== PROBLEM STATEMENT ==
Show each line that has the string "JSON" in it.

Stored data
◆ ◆ ◆ ◆
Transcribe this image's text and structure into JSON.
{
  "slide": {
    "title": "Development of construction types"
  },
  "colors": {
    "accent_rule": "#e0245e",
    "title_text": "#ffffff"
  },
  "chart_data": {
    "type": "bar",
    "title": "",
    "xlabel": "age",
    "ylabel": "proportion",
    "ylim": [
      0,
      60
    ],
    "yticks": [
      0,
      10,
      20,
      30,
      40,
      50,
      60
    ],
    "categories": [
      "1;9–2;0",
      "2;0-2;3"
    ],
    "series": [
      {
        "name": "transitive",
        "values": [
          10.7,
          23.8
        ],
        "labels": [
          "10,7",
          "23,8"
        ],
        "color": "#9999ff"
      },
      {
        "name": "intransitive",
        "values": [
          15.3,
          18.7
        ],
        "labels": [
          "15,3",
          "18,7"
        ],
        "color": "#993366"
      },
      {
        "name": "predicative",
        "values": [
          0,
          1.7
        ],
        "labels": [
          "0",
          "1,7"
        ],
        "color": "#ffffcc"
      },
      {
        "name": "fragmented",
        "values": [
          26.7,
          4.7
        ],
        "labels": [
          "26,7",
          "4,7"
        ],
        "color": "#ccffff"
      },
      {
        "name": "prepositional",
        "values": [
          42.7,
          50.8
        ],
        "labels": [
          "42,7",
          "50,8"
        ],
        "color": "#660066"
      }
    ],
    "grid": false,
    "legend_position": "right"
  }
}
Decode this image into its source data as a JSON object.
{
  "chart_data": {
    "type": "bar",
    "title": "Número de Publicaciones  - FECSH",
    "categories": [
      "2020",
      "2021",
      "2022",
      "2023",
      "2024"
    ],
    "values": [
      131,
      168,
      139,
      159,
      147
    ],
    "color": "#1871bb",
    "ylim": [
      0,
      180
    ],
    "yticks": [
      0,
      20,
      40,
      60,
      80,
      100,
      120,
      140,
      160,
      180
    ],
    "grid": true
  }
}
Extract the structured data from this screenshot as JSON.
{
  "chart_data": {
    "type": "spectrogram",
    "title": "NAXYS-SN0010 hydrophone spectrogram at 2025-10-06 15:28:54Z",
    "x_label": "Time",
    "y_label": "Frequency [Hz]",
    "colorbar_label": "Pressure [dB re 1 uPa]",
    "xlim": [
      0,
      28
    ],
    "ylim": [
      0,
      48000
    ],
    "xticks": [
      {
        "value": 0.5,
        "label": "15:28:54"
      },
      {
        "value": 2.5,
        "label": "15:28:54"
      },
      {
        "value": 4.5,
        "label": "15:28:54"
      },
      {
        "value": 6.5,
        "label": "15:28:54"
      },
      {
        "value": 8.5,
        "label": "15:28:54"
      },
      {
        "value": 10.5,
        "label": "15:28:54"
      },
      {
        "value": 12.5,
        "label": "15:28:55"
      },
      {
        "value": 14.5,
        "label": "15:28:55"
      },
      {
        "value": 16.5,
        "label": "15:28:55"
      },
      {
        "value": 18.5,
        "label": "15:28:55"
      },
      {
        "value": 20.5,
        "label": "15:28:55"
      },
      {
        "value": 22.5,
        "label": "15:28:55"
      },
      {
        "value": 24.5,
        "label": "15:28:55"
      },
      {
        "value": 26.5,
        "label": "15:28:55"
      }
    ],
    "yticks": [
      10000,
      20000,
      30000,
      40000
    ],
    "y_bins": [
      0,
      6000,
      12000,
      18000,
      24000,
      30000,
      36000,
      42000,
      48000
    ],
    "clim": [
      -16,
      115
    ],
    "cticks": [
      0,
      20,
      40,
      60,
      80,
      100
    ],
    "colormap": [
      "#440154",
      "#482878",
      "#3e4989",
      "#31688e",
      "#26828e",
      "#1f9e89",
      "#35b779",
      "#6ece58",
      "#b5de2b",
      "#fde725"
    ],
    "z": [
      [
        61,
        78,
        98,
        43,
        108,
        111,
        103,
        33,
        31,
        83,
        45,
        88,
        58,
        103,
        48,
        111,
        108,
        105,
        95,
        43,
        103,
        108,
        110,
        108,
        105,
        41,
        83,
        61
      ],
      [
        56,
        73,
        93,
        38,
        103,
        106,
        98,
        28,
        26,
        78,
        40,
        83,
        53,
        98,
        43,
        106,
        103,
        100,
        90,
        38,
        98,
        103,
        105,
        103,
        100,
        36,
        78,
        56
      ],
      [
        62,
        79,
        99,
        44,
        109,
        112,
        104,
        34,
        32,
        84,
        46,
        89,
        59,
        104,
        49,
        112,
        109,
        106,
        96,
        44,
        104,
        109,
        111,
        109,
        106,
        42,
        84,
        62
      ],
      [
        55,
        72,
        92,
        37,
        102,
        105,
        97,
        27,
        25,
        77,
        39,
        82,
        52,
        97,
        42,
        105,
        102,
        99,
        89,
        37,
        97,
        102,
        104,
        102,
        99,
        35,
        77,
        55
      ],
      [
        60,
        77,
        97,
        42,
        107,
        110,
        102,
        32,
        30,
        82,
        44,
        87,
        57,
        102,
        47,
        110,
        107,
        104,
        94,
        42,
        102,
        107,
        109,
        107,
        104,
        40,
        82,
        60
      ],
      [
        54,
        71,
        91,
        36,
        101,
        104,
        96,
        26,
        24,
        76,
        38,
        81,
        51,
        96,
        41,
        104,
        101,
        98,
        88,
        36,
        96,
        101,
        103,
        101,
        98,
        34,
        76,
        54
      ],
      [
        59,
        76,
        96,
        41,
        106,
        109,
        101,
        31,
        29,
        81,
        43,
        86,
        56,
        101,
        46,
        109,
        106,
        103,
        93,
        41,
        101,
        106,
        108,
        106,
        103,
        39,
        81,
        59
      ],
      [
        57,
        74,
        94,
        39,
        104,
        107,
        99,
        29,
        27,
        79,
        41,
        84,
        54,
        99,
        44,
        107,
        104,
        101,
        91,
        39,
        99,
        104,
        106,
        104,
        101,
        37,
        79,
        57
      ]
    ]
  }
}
◆ ◆ ◆ ◆
== RESULT OF THE TASK ==
Transcribe this image's text and structure into JSON.
Decode this image into its source data as a JSON object.
Extract the structured data from this screenshot as JSON.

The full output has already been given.